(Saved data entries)

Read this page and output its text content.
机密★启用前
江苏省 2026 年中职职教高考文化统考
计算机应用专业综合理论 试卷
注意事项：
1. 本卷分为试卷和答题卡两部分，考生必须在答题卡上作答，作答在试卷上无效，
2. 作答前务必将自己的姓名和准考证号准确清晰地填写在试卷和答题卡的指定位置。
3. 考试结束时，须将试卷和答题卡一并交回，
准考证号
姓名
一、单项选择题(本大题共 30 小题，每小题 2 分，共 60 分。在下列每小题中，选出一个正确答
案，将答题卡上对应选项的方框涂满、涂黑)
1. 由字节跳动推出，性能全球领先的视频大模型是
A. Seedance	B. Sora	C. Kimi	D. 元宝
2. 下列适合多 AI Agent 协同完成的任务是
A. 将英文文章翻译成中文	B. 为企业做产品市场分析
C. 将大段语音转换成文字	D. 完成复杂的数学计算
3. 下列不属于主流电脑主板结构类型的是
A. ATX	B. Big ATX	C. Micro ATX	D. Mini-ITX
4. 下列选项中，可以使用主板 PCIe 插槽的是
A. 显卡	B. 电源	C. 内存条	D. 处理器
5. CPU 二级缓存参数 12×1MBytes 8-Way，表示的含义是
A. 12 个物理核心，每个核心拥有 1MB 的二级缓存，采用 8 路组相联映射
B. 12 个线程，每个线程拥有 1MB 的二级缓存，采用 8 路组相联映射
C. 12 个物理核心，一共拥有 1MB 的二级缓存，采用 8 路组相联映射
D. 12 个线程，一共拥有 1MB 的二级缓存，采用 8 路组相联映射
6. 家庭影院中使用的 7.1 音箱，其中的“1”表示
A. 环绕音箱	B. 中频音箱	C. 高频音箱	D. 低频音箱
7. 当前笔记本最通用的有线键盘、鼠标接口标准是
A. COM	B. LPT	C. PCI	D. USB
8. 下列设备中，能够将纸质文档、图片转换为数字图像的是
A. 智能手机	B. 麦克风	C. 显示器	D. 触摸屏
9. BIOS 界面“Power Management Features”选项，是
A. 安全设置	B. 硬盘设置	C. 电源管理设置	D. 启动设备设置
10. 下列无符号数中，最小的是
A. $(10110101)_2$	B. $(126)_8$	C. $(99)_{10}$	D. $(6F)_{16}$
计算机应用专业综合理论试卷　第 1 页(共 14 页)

**Task prompt**. Copy out the data shown above without altering anything.

**Exercise output**.
Read this page and output its text content.
机密★启用前
江苏省 2026 年中职职教高考文化统考
计算机应用专业综合理论 试卷
注意事项：
1. 本卷分为试卷和答题卡两部分，考生必须在答题卡上作答，作答在试卷上无效，
2. 作答前务必将自己的姓名和准考证号准确清晰地填写在试卷和答题卡的指定位置。
3. 考试结束时，须将试卷和答题卡一并交回，
准考证号
姓名
一、单项选择题(本大题共 30 小题，每小题 2 分，共 60 分。在下列每小题中，选出一个正确答
案，将答题卡上对应选项的方框涂满、涂黑)
1. 由字节跳动推出，性能全球领先的视频大模型是
A. Seedance	B. Sora	C. Kimi	D. 元宝
2. 下列适合多 AI Agent 协同完成的任务是
A. 将英文文章翻译成中文	B. 为企业做产品市场分析
C. 将大段语音转换成文字	D. 完成复杂的数学计算
3. 下列不属于主流电脑主板结构类型的是
A. ATX	B. Big ATX	C. Micro ATX	D. Mini-ITX
4. 下列选项中，可以使用主板 PCIe 插槽的是
A. 显卡	B. 电源	C. 内存条	D. 处理器
5. CPU 二级缓存参数 12×1MBytes 8-Way，表示的含义是
A. 12 个物理核心，每个核心拥有 1MB 的二级缓存，采用 8 路组相联映射
B. 12 个线程，每个线程拥有 1MB 的二级缓存，采用 8 路组相联映射
C. 12 个物理核心，一共拥有 1MB 的二级缓存，采用 8 路组相联映射
D. 12 个线程，一共拥有 1MB 的二级缓存，采用 8 路组相联映射
6. 家庭影院中使用的 7.1 音箱，其中的“1”表示
A. 环绕音箱	B. 中频音箱	C. 高频音箱	D. 低频音箱
7. 当前笔记本最通用的有线键盘、鼠标接口标准是
A. COM	B. LPT	C. PCI	D. USB
8. 下列设备中，能够将纸质文档、图片转换为数字图像的是
A. 智能手机	B. 麦克风	C. 显示器	D. 触摸屏
9. BIOS 界面“Power Management Features”选项，是
A. 安全设置	B. 硬盘设置	C. 电源管理设置	D. 启动设备设置
10. 下列无符号数中，最小的是
A. $(10110101)_2$	B. $(126)_8$	C. $(99)_{10}$	D. $(6F)_{16}$
计算机应用专业综合理论试卷　第 1 页(共 14 页)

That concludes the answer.